** PASSAGE TO READ **
++++++++++

RAID 1: Mirroring provides redundancy by writing twice - once to each drive. If one drive fails, the other contains an exact duplicate of the data and the controller can switch to using the mirror drive with no lapse in user accessibility. The disadvantages of mirroring are no improvement in data access speed, and higher cost, since twice the number of drives is required (50% capacity utilization).
RAID 3: RAID level 3 stripes data across multiple drives, with an additional drive dedicated to parity, for error correction/recovery. RAID 3 is not found on all controllers.
RAID 5: RAID level 5 is the most popular configuration, providing striping as well
Which RAID level should I use?
The PAC (Performance Availability Capacity) strategy is one method of assessing which RAID level is most appropriate. Performance is how quickly the data can be accessed. Availability refers to fault tolerance (if a drive fails the data is still available). Capacity refers to how efficient the data storage is (how many drives are required for a given array size).
RAID 0 has the best performance and capacity, but the lowest availability (no fault tolerance). If one drive fails, the entire array fails because part of the data is missing with no way to recover it other than restoring from a backup.

++++++++++

** WHAT YOU NEED TO DO **
A) Answer these questions from the text on RAID levels:
(i) What capacity utilization does mirroring give?
(ii) What is the additional drive in RAID 3 dedicated to?
(iii) In the PAC strategy, what does availability refer to?
B) Proceed with the text on RAID levels, picking up after its final sentence.

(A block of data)
++++++++++

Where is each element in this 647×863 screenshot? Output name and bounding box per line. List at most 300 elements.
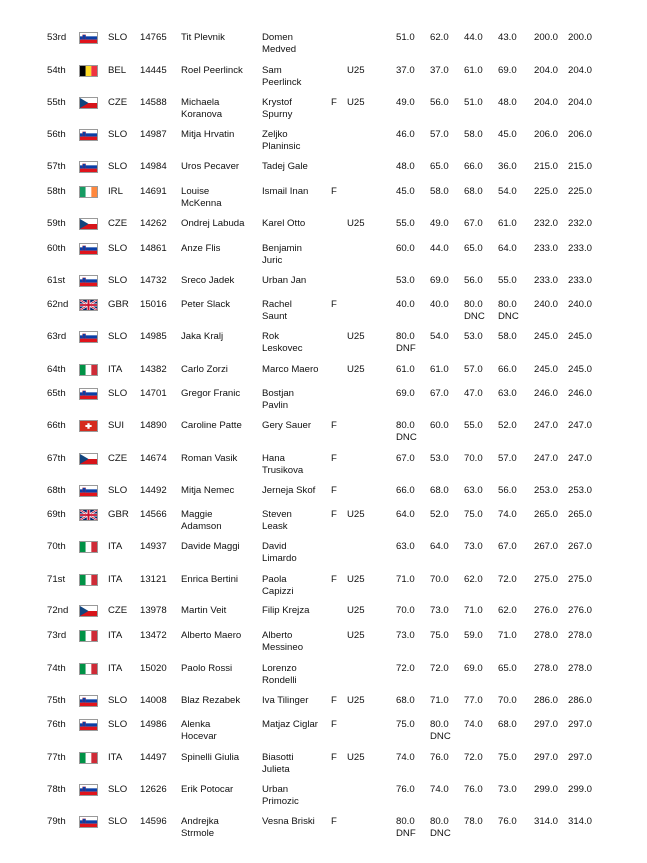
text-line: 69.0 — [430, 275, 449, 286]
text-line: 52.0 — [498, 420, 517, 431]
race-3-score — [464, 420, 483, 432]
text-line: Lorenzo — [262, 663, 297, 674]
race-4-score — [498, 65, 517, 77]
text-line: Pavlin — [262, 400, 289, 411]
nation-code: CZE — [108, 453, 128, 464]
nation-code: GBR — [108, 299, 129, 310]
race-3-score — [464, 605, 483, 617]
text-line: DNC — [498, 311, 519, 322]
race-2-score — [430, 420, 449, 432]
helm-name — [181, 32, 225, 44]
net-score: 267.0 — [568, 541, 593, 552]
text-line: Adamson — [181, 521, 222, 532]
text-line: 43.0 — [498, 32, 517, 43]
crew-name — [262, 32, 296, 56]
race-1-score — [396, 275, 415, 287]
race-2-score — [430, 388, 449, 400]
nation-code: CZE — [108, 605, 128, 616]
text-line: 62.0 — [498, 605, 517, 616]
text-line: Davide Maggi — [181, 541, 240, 552]
race-1-score — [396, 161, 415, 173]
text-line: 70.0 — [464, 453, 483, 464]
race-1-score — [396, 97, 415, 109]
rank-cell: 64th — [47, 364, 66, 375]
text-line: Rok — [262, 331, 280, 342]
sail-number: 14701 — [140, 388, 167, 399]
net-score: 245.0 — [568, 364, 593, 375]
u25-flag: U25 — [347, 509, 365, 520]
text-line: Ondrej Labuda — [181, 218, 245, 229]
text-line: 73.0 — [396, 630, 415, 641]
text-line: Spurny — [262, 109, 293, 120]
nation-code: SLO — [108, 719, 128, 730]
text-line: Benjamin — [262, 243, 302, 254]
text-line: 55.0 — [464, 420, 483, 431]
helm-name — [181, 695, 240, 707]
rank-cell: 72nd — [47, 605, 69, 616]
rank-cell: 69th — [47, 509, 66, 520]
slo-flag — [79, 243, 98, 255]
race-3-score — [464, 364, 483, 376]
total-score: 278.0 — [534, 630, 559, 641]
sail-number: 14890 — [140, 420, 167, 431]
text-line: Alberto Maero — [181, 630, 242, 641]
text-line: Jerneja Skof — [262, 485, 316, 496]
net-score: 232.0 — [568, 218, 593, 229]
race-1-score — [396, 509, 415, 521]
sail-number: 14691 — [140, 186, 167, 197]
text-line: 80.0 — [430, 816, 449, 827]
race-1-score — [396, 485, 415, 497]
ita-flag — [79, 364, 98, 376]
rank-cell: 76th — [47, 719, 66, 730]
text-line: 70.0 — [430, 574, 449, 585]
race-4-score — [498, 752, 517, 764]
net-score: 240.0 — [568, 299, 593, 310]
crew-name — [262, 331, 303, 355]
race-4-score — [498, 275, 517, 287]
crew-name — [262, 388, 294, 412]
net-score: 215.0 — [568, 161, 593, 172]
race-3-score — [464, 485, 483, 497]
crew-name — [262, 65, 301, 89]
crew-name — [262, 243, 302, 267]
text-line: 62.0 — [430, 32, 449, 43]
text-line: 73.0 — [498, 784, 517, 795]
net-score: 297.0 — [568, 719, 593, 730]
helm-name — [181, 574, 238, 586]
race-3-score — [464, 663, 483, 675]
text-line: 48.0 — [498, 97, 517, 108]
nation-code: SLO — [108, 32, 128, 43]
race-3-score — [464, 243, 483, 255]
crew-name — [262, 275, 306, 287]
helm-name — [181, 663, 232, 675]
sail-number: 14566 — [140, 509, 167, 520]
text-line: 57.0 — [464, 364, 483, 375]
net-score: 299.0 — [568, 784, 593, 795]
rank-cell: 73rd — [47, 630, 67, 641]
crew-name — [262, 129, 300, 153]
race-1-score — [396, 364, 415, 376]
total-score: 225.0 — [534, 186, 559, 197]
race-4-score — [498, 453, 517, 465]
nation-code: SLO — [108, 784, 128, 795]
text-line: Peerlinck — [262, 77, 302, 88]
total-score: 253.0 — [534, 485, 559, 496]
text-line: 57.0 — [498, 453, 517, 464]
crew-name — [262, 97, 292, 121]
sail-number: 14732 — [140, 275, 167, 286]
text-line: 52.0 — [430, 509, 449, 520]
sail-number: 14861 — [140, 243, 167, 254]
text-line: Urban Jan — [262, 275, 307, 286]
text-line: 58.0 — [464, 129, 483, 140]
race-1-score — [396, 695, 415, 707]
female-flag: F — [331, 186, 337, 197]
text-line: Koranova — [181, 109, 223, 120]
text-line: 67.0 — [498, 541, 517, 552]
text-line: 73.0 — [464, 541, 483, 552]
net-score: 245.0 — [568, 331, 593, 342]
net-score: 204.0 — [568, 65, 593, 76]
nation-code: SLO — [108, 816, 128, 827]
net-score: 297.0 — [568, 752, 593, 763]
race-2-score — [430, 630, 449, 642]
slo-flag — [79, 388, 98, 400]
race-2-score — [430, 784, 449, 796]
text-line: 66.0 — [396, 485, 415, 496]
text-line: 40.0 — [396, 299, 415, 310]
race-1-score — [396, 663, 415, 675]
text-line: Paola — [262, 574, 287, 585]
text-line: Peter Slack — [181, 299, 231, 310]
cze-flag — [79, 605, 98, 617]
rank-cell: 67th — [47, 453, 66, 464]
female-flag: F — [331, 752, 337, 763]
text-line: Limardo — [262, 553, 297, 564]
sail-number: 13121 — [140, 574, 167, 585]
slo-flag — [79, 695, 98, 707]
cze-flag — [79, 453, 98, 465]
total-score: 204.0 — [534, 65, 559, 76]
helm-name — [181, 186, 222, 210]
text-line: Biasotti — [262, 752, 294, 763]
text-line: DNC — [396, 432, 417, 443]
total-score: 297.0 — [534, 719, 559, 730]
race-2-score — [430, 695, 449, 707]
crew-name — [262, 161, 308, 173]
text-line: Hana — [262, 453, 285, 464]
crew-name — [262, 509, 292, 533]
race-3-score — [464, 509, 483, 521]
text-line: 48.0 — [396, 161, 415, 172]
race-2-score — [430, 541, 449, 553]
crew-name — [262, 605, 309, 617]
total-score: 275.0 — [534, 574, 559, 585]
race-1-score — [396, 752, 415, 764]
race-1-score — [396, 65, 415, 77]
text-line: 56.0 — [464, 275, 483, 286]
ita-flag — [79, 630, 98, 642]
ita-flag — [79, 752, 98, 764]
rank-cell: 79th — [47, 816, 66, 827]
text-line: 37.0 — [430, 65, 449, 76]
text-line: 73.0 — [430, 605, 449, 616]
text-line: 63.0 — [396, 541, 415, 552]
text-line: Sam — [262, 65, 282, 76]
text-line: 65.0 — [464, 243, 483, 254]
race-2-score — [430, 752, 449, 764]
nation-code: SLO — [108, 161, 128, 172]
nation-code: GBR — [108, 509, 129, 520]
nation-code: ITA — [108, 663, 123, 674]
helm-name — [181, 97, 222, 121]
u25-flag: U25 — [347, 695, 365, 706]
nation-code: SLO — [108, 243, 128, 254]
race-2-score — [430, 243, 449, 255]
text-line: Andrejka — [181, 816, 219, 827]
text-line: 80.0 — [464, 299, 483, 310]
helm-name — [181, 453, 237, 465]
text-line: 44.0 — [430, 243, 449, 254]
text-line: Bostjan — [262, 388, 294, 399]
net-score: 286.0 — [568, 695, 593, 706]
race-4-score — [498, 32, 517, 44]
text-line: 68.0 — [464, 186, 483, 197]
race-3-score — [464, 630, 483, 642]
net-score: 233.0 — [568, 275, 593, 286]
race-4-score — [498, 719, 517, 731]
text-line: 72.0 — [464, 752, 483, 763]
text-line: 61.0 — [498, 218, 517, 229]
race-4-score — [498, 420, 517, 432]
text-line: 64.0 — [498, 243, 517, 254]
text-line: Paolo Rossi — [181, 663, 233, 674]
race-3-score — [464, 388, 483, 400]
rank-cell: 60th — [47, 243, 66, 254]
text-line: DNC — [430, 731, 451, 742]
text-line: Rondelli — [262, 675, 297, 686]
net-score: 200.0 — [568, 32, 593, 43]
helm-name — [181, 65, 243, 77]
text-line: DNF — [396, 828, 416, 839]
u25-flag: U25 — [347, 574, 365, 585]
female-flag: F — [331, 509, 337, 520]
race-3-score — [464, 784, 483, 796]
text-line: 47.0 — [464, 388, 483, 399]
race-1-score — [396, 186, 415, 198]
helm-name — [181, 299, 230, 311]
text-line: 76.0 — [464, 784, 483, 795]
text-line: Julieta — [262, 764, 290, 775]
nation-code: ITA — [108, 630, 123, 641]
irl-flag — [79, 186, 98, 198]
race-1-score — [396, 420, 417, 444]
race-4-score — [498, 574, 517, 586]
race-4-score — [498, 541, 517, 553]
text-line: 80.0 — [396, 816, 415, 827]
text-line: 70.0 — [498, 695, 517, 706]
text-line: Iva Tilinger — [262, 695, 309, 706]
nation-code: SLO — [108, 129, 128, 140]
race-4-score — [498, 331, 517, 343]
text-line: 66.0 — [498, 364, 517, 375]
helm-name — [181, 243, 220, 255]
text-line: Carlo Zorzi — [181, 364, 228, 375]
text-line: 60.0 — [396, 243, 415, 254]
text-line: 78.0 — [464, 816, 483, 827]
race-4-score — [498, 186, 517, 198]
sail-number: 14937 — [140, 541, 167, 552]
text-line: 64.0 — [430, 541, 449, 552]
race-4-score — [498, 218, 517, 230]
u25-flag: U25 — [347, 752, 365, 763]
text-line: Roman Vasik — [181, 453, 238, 464]
race-3-score — [464, 65, 483, 77]
text-line: 40.0 — [430, 299, 449, 310]
race-3-score — [464, 453, 483, 465]
slo-flag — [79, 485, 98, 497]
rank-cell: 78th — [47, 784, 66, 795]
helm-name — [181, 605, 226, 617]
text-line: Tadej Gale — [262, 161, 308, 172]
total-score: 299.0 — [534, 784, 559, 795]
race-3-score — [464, 161, 483, 173]
helm-name — [181, 129, 234, 141]
female-flag: F — [331, 574, 337, 585]
text-line: Sreco Jadek — [181, 275, 235, 286]
nation-code: IRL — [108, 186, 123, 197]
u25-flag: U25 — [347, 630, 365, 641]
slo-flag — [79, 161, 98, 173]
net-score: 275.0 — [568, 574, 593, 585]
text-line: 74.0 — [498, 509, 517, 520]
race-2-score — [430, 186, 449, 198]
text-line: 77.0 — [464, 695, 483, 706]
u25-flag: U25 — [347, 605, 365, 616]
sail-number: 14262 — [140, 218, 167, 229]
rank-cell: 65th — [47, 388, 66, 399]
total-score: 247.0 — [534, 453, 559, 464]
helm-name — [181, 816, 219, 840]
nation-code: BEL — [108, 65, 127, 76]
total-score: 233.0 — [534, 275, 559, 286]
female-flag: F — [331, 719, 337, 730]
sail-number: 14008 — [140, 695, 167, 706]
rank-cell: 77th — [47, 752, 66, 763]
race-2-score — [430, 364, 449, 376]
helm-name — [181, 275, 234, 287]
text-line: 71.0 — [464, 605, 483, 616]
text-line: Strmole — [181, 828, 215, 839]
text-line: Saunt — [262, 311, 288, 322]
text-line: 63.0 — [498, 388, 517, 399]
text-line: Rachel — [262, 299, 292, 310]
female-flag: F — [331, 420, 337, 431]
race-1-score — [396, 784, 415, 796]
text-line: 80.0 — [396, 420, 415, 431]
text-line: Gregor Franic — [181, 388, 241, 399]
race-4-score — [498, 784, 517, 796]
total-score: 247.0 — [534, 420, 559, 431]
nation-code: SLO — [108, 388, 128, 399]
race-2-score — [430, 331, 449, 343]
text-line: Caroline Patte — [181, 420, 242, 431]
race-3-score — [464, 186, 483, 198]
net-score: 247.0 — [568, 420, 593, 431]
race-1-score — [396, 218, 415, 230]
text-line: 46.0 — [396, 129, 415, 140]
text-line: 72.0 — [498, 574, 517, 585]
text-line: Capizzi — [262, 586, 294, 597]
rank-cell: 56th — [47, 129, 66, 140]
text-line: Messineo — [262, 642, 304, 653]
text-line: 49.0 — [396, 97, 415, 108]
helm-name — [181, 719, 217, 743]
female-flag: F — [331, 816, 337, 827]
nation-code: SLO — [108, 275, 128, 286]
bel-flag — [79, 65, 98, 77]
race-1-score — [396, 299, 415, 311]
sail-number: 12626 — [140, 784, 167, 795]
helm-name — [181, 364, 228, 376]
text-line: DNF — [396, 343, 416, 354]
text-line: Mitja Hrvatin — [181, 129, 235, 140]
total-score: 215.0 — [534, 161, 559, 172]
race-4-score — [498, 509, 517, 521]
text-line: 62.0 — [464, 574, 483, 585]
text-line: DNC — [430, 828, 451, 839]
text-line: Alenka — [181, 719, 211, 730]
race-2-score — [430, 129, 449, 141]
text-line: Erik Potocar — [181, 784, 234, 795]
total-score: 265.0 — [534, 509, 559, 520]
cze-flag — [79, 218, 98, 230]
text-line: Planinsic — [262, 141, 301, 152]
race-2-score — [430, 605, 449, 617]
race-1-score — [396, 605, 415, 617]
text-line: 36.0 — [498, 161, 517, 172]
ita-flag — [79, 541, 98, 553]
helm-name — [181, 752, 239, 764]
race-1-score — [396, 388, 415, 400]
slo-flag — [79, 719, 98, 731]
text-line: McKenna — [181, 198, 222, 209]
crew-name — [262, 541, 297, 565]
sail-number: 13978 — [140, 605, 167, 616]
text-line: 55.0 — [498, 275, 517, 286]
text-line: 69.0 — [396, 388, 415, 399]
text-line: Maggie — [181, 509, 213, 520]
helm-name — [181, 420, 242, 432]
total-score: 278.0 — [534, 663, 559, 674]
female-flag: F — [331, 97, 337, 108]
u25-flag: U25 — [347, 97, 365, 108]
text-line: 76.0 — [430, 752, 449, 763]
text-line: 53.0 — [430, 453, 449, 464]
race-2-score — [430, 816, 451, 840]
female-flag: F — [331, 299, 337, 310]
crew-name — [262, 816, 315, 828]
text-line: 49.0 — [430, 218, 449, 229]
text-line: 58.0 — [430, 186, 449, 197]
text-line: 65.0 — [498, 663, 517, 674]
rank-cell: 53rd — [47, 32, 67, 43]
rank-cell: 66th — [47, 420, 66, 431]
slo-flag — [79, 784, 98, 796]
race-3-score — [464, 129, 483, 141]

++++++++++

** ANSWER LIST **
A)
(i) 50% capacity utilization.
(ii) Parity, for error correction/recovery.
(iii) Fault tolerance: if a drive fails, the data is still available.

B)
RAID 1 has the highest availability but lowest capacity, since twice the number of drives are required. Performance is roughly the same as for a single drive, although in some instances the dual write may be somewhat slower.
RAID 0+1 offers some performance improvements by striping, then mirroring the striped array, but capacity is low since the mirror requires a duplicate set of drives.
RAID 5 has moderate benefits in all three areas, so it ranks roughly in the middle. Read performance can be as fast as RAID 0, but write performance is slower, since the parity information must be calculated and written along with the data. Capacity is higher than for RAID 1 but not as high as with striping, since the array uses additional space for the parity information. Availability is high with RAID 5 because of the fault tolerance - if a drive fails, the missing data is recalculated from the remaining operational
drives.
RAS (Reliability, Availability, Serviceability)
RAS Definitions
Let's examine the three main considerations for evaluating a RAID storage solution from a data availability standpoint: reliability, availability, and serviceability.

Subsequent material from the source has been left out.